* **What you should do**
Reproduce the listing below character for character; drop every image.

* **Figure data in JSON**
[start]

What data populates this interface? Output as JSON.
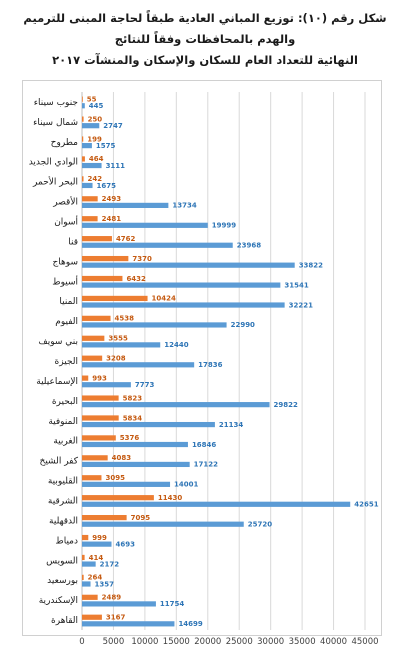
{
  "title": {
    "line1": "شكل رقم (١٠): توزيع المباني العادية طبقاً لحاجة المبنى للترميم والهدم بالمحافظات وفقاً للنتائج",
    "line2": "النهائية للتعداد العام للسكان والإسكان والمنشآت ٢٠١٧"
  },
  "colors": {
    "orange": "#ed7d31",
    "blue": "#5b9bd5",
    "orange_label": "#c55a11",
    "blue_label": "#2e75b6"
  },
  "chart_data": {
    "type": "bar",
    "orientation": "horizontal",
    "xlim": [
      0,
      45000
    ],
    "x_ticks": [
      0,
      5000,
      10000,
      15000,
      20000,
      25000,
      30000,
      35000,
      40000,
      45000
    ],
    "grid": true,
    "categories": [
      "جنوب سيناء",
      "شمال سيناء",
      "مطروح",
      "الوادي الجديد",
      "البحر الأحمر",
      "الأقصر",
      "أسوان",
      "قنا",
      "سوهاج",
      "أسيوط",
      "المنيا",
      "الفيوم",
      "بني سويف",
      "الجيزة",
      "الإسماعيلية",
      "البحيرة",
      "المنوفية",
      "الغربية",
      "كفر الشيخ",
      "القليوبية",
      "الشرقية",
      "الدقهلية",
      "دمياط",
      "السويس",
      "بورسعيد",
      "الإسكندرية",
      "القاهرة"
    ],
    "series": [
      {
        "color": "#ed7d31",
        "values": [
          55,
          250,
          199,
          464,
          242,
          2493,
          2481,
          4762,
          7370,
          6432,
          10424,
          4538,
          3555,
          3208,
          993,
          5823,
          5834,
          5376,
          4083,
          3095,
          11430,
          7095,
          999,
          414,
          264,
          2489,
          3167
        ]
      },
      {
        "color": "#5b9bd5",
        "values": [
          445,
          2747,
          1575,
          3111,
          1675,
          13734,
          19999,
          23968,
          33822,
          31541,
          32221,
          22990,
          12440,
          17836,
          7773,
          29822,
          21134,
          16846,
          17122,
          14001,
          42651,
          25720,
          4693,
          2172,
          1357,
          11754,
          14699
        ]
      }
    ]
  }
}
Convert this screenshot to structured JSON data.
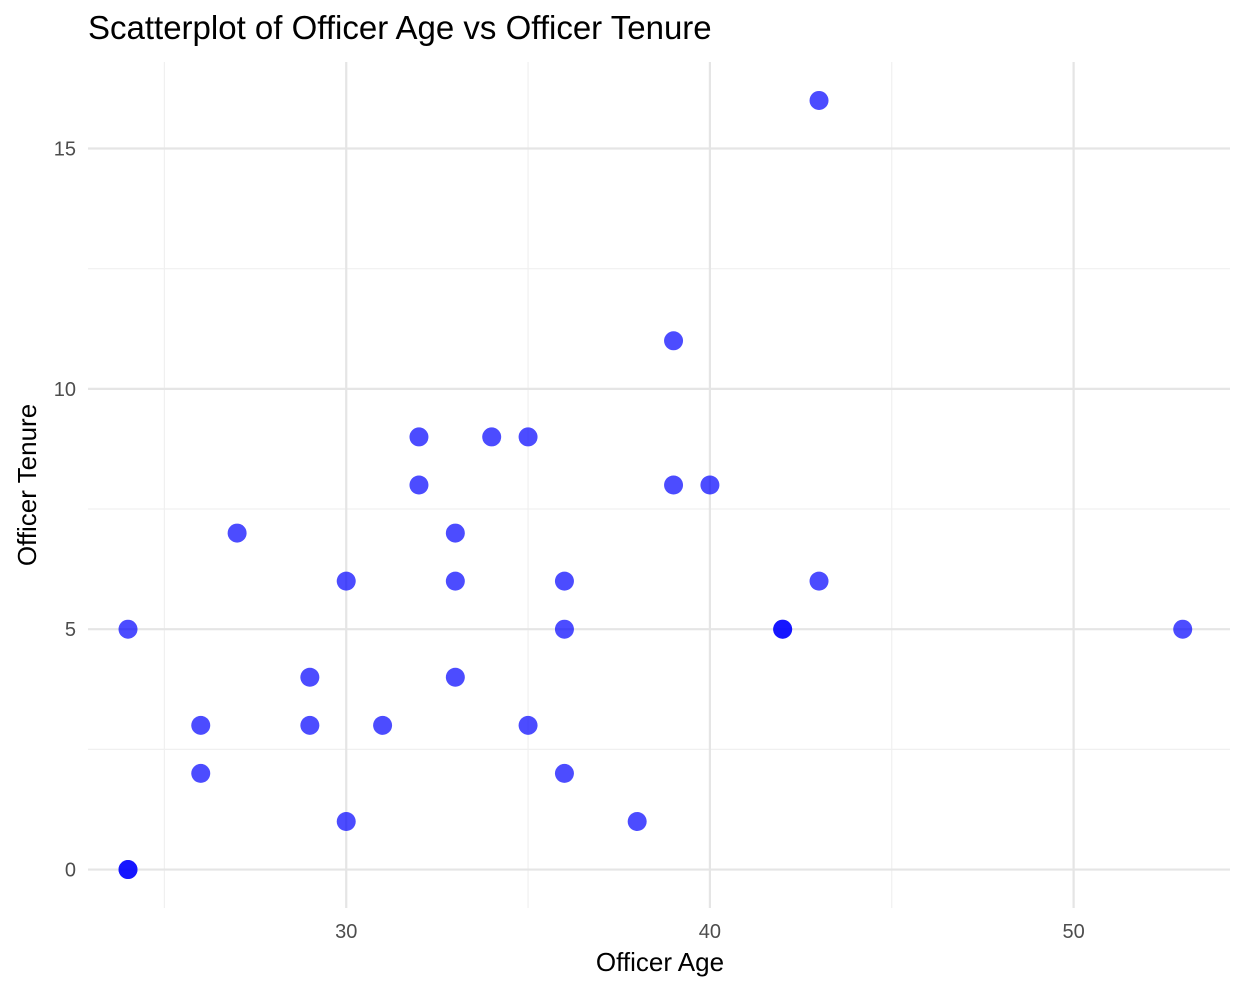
{
  "chart_data": {
    "type": "scatter",
    "title": "Scatterplot of Officer Age vs Officer Tenure",
    "xlabel": "Officer Age",
    "ylabel": "Officer Tenure",
    "xlim": [
      22.9,
      54.3
    ],
    "ylim": [
      -0.8,
      16.8
    ],
    "x_ticks": [
      30,
      40,
      50
    ],
    "x_minor_ticks": [
      25,
      35,
      45
    ],
    "y_ticks": [
      0,
      5,
      10,
      15
    ],
    "y_minor_ticks": [
      2.5,
      7.5,
      12.5
    ],
    "grid": true,
    "legend": "none",
    "point_color": "#0000FF",
    "point_alpha": 0.7,
    "points": [
      {
        "x": 24,
        "y": 5
      },
      {
        "x": 24,
        "y": 0
      },
      {
        "x": 24,
        "y": 0
      },
      {
        "x": 26,
        "y": 3
      },
      {
        "x": 26,
        "y": 2
      },
      {
        "x": 27,
        "y": 7
      },
      {
        "x": 29,
        "y": 4
      },
      {
        "x": 29,
        "y": 3
      },
      {
        "x": 30,
        "y": 6
      },
      {
        "x": 30,
        "y": 1
      },
      {
        "x": 31,
        "y": 3
      },
      {
        "x": 32,
        "y": 9
      },
      {
        "x": 32,
        "y": 8
      },
      {
        "x": 33,
        "y": 7
      },
      {
        "x": 33,
        "y": 6
      },
      {
        "x": 33,
        "y": 4
      },
      {
        "x": 34,
        "y": 9
      },
      {
        "x": 35,
        "y": 9
      },
      {
        "x": 35,
        "y": 3
      },
      {
        "x": 36,
        "y": 6
      },
      {
        "x": 36,
        "y": 5
      },
      {
        "x": 36,
        "y": 2
      },
      {
        "x": 38,
        "y": 1
      },
      {
        "x": 39,
        "y": 11
      },
      {
        "x": 39,
        "y": 8
      },
      {
        "x": 40,
        "y": 8
      },
      {
        "x": 42,
        "y": 5
      },
      {
        "x": 42,
        "y": 5
      },
      {
        "x": 43,
        "y": 16
      },
      {
        "x": 43,
        "y": 6
      },
      {
        "x": 53,
        "y": 5
      }
    ]
  }
}
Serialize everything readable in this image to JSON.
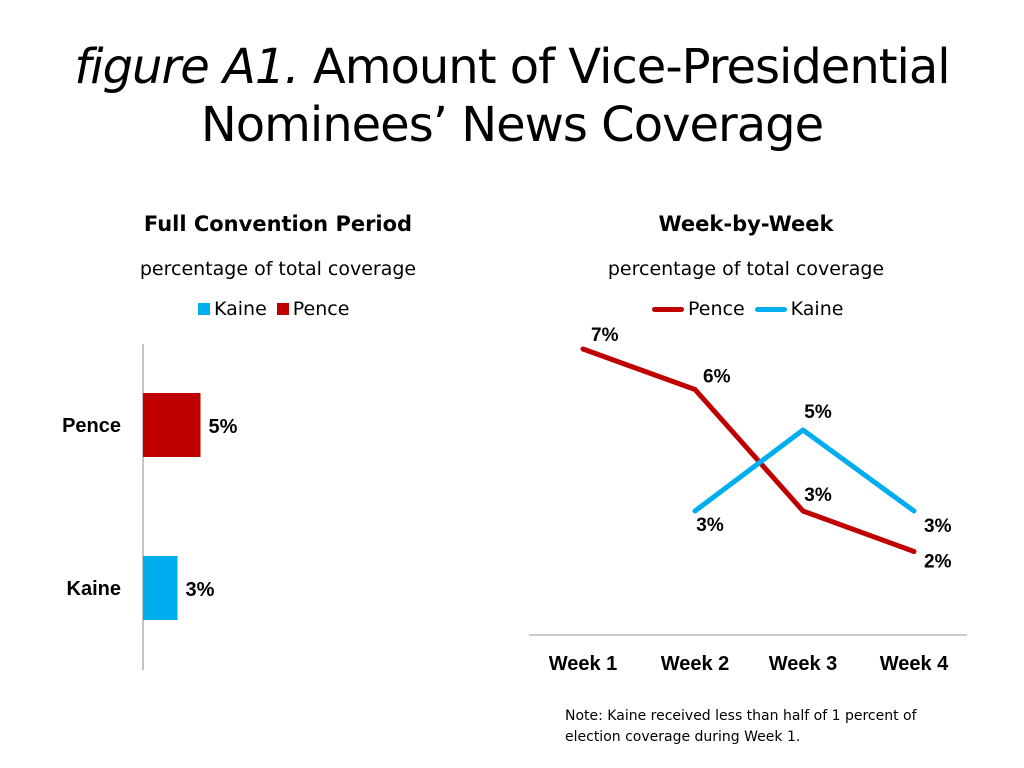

[end]

* **The answer**
What data populates this interface? Output as JSON.
{
  "title": {
    "line1": "شكل رقم (١٠): توزيع المباني العادية طبقاً لحاجة المبنى للترميم والهدم بالمحافظات وفقاً للنتائج",
    "line2": "النهائية للتعداد العام للسكان والإسكان والمنشآت ٢٠١٧"
  },
  "colors": {
    "orange": "#ed7d31",
    "blue": "#5b9bd5",
    "orange_label": "#c55a11",
    "blue_label": "#2e75b6"
  },
  "chart_data": {
    "type": "bar",
    "orientation": "horizontal",
    "xlim": [
      0,
      45000
    ],
    "x_ticks": [
      0,
      5000,
      10000,
      15000,
      20000,
      25000,
      30000,
      35000,
      40000,
      45000
    ],
    "grid": true,
    "categories": [
      "جنوب سيناء",
      "شمال سيناء",
      "مطروح",
      "الوادي الجديد",
      "البحر الأحمر",
      "الأقصر",
      "أسوان",
      "قنا",
      "سوهاج",
      "أسيوط",
      "المنيا",
      "الفيوم",
      "بني سويف",
      "الجيزة",
      "الإسماعيلية",
      "البحيرة",
      "المنوفية",
      "الغربية",
      "كفر الشيخ",
      "القليوبية",
      "الشرقية",
      "الدقهلية",
      "دمياط",
      "السويس",
      "بورسعيد",
      "الإسكندرية",
      "القاهرة"
    ],
    "series": [
      {
        "color": "#ed7d31",
        "values": [
          55,
          250,
          199,
          464,
          242,
          2493,
          2481,
          4762,
          7370,
          6432,
          10424,
          4538,
          3555,
          3208,
          993,
          5823,
          5834,
          5376,
          4083,
          3095,
          11430,
          7095,
          999,
          414,
          264,
          2489,
          3167
        ]
      },
      {
        "color": "#5b9bd5",
        "values": [
          445,
          2747,
          1575,
          3111,
          1675,
          13734,
          19999,
          23968,
          33822,
          31541,
          32221,
          22990,
          12440,
          17836,
          7773,
          29822,
          21134,
          16846,
          17122,
          14001,
          42651,
          25720,
          4693,
          2172,
          1357,
          11754,
          14699
        ]
      }
    ]
  }
}
Convert this screenshot to structured JSON data.
{
  "chart_data": {
    "type": "scatter",
    "title": "Scatterplot of Officer Age vs Officer Tenure",
    "xlabel": "Officer Age",
    "ylabel": "Officer Tenure",
    "xlim": [
      22.9,
      54.3
    ],
    "ylim": [
      -0.8,
      16.8
    ],
    "x_ticks": [
      30,
      40,
      50
    ],
    "x_minor_ticks": [
      25,
      35,
      45
    ],
    "y_ticks": [
      0,
      5,
      10,
      15
    ],
    "y_minor_ticks": [
      2.5,
      7.5,
      12.5
    ],
    "grid": true,
    "legend": "none",
    "point_color": "#0000FF",
    "point_alpha": 0.7,
    "points": [
      {
        "x": 24,
        "y": 5
      },
      {
        "x": 24,
        "y": 0
      },
      {
        "x": 24,
        "y": 0
      },
      {
        "x": 26,
        "y": 3
      },
      {
        "x": 26,
        "y": 2
      },
      {
        "x": 27,
        "y": 7
      },
      {
        "x": 29,
        "y": 4
      },
      {
        "x": 29,
        "y": 3
      },
      {
        "x": 30,
        "y": 6
      },
      {
        "x": 30,
        "y": 1
      },
      {
        "x": 31,
        "y": 3
      },
      {
        "x": 32,
        "y": 9
      },
      {
        "x": 32,
        "y": 8
      },
      {
        "x": 33,
        "y": 7
      },
      {
        "x": 33,
        "y": 6
      },
      {
        "x": 33,
        "y": 4
      },
      {
        "x": 34,
        "y": 9
      },
      {
        "x": 35,
        "y": 9
      },
      {
        "x": 35,
        "y": 3
      },
      {
        "x": 36,
        "y": 6
      },
      {
        "x": 36,
        "y": 5
      },
      {
        "x": 36,
        "y": 2
      },
      {
        "x": 38,
        "y": 1
      },
      {
        "x": 39,
        "y": 11
      },
      {
        "x": 39,
        "y": 8
      },
      {
        "x": 40,
        "y": 8
      },
      {
        "x": 42,
        "y": 5
      },
      {
        "x": 42,
        "y": 5
      },
      {
        "x": 43,
        "y": 16
      },
      {
        "x": 43,
        "y": 6
      },
      {
        "x": 53,
        "y": 5
      }
    ]
  }
}
Serialize everything readable in this image to JSON.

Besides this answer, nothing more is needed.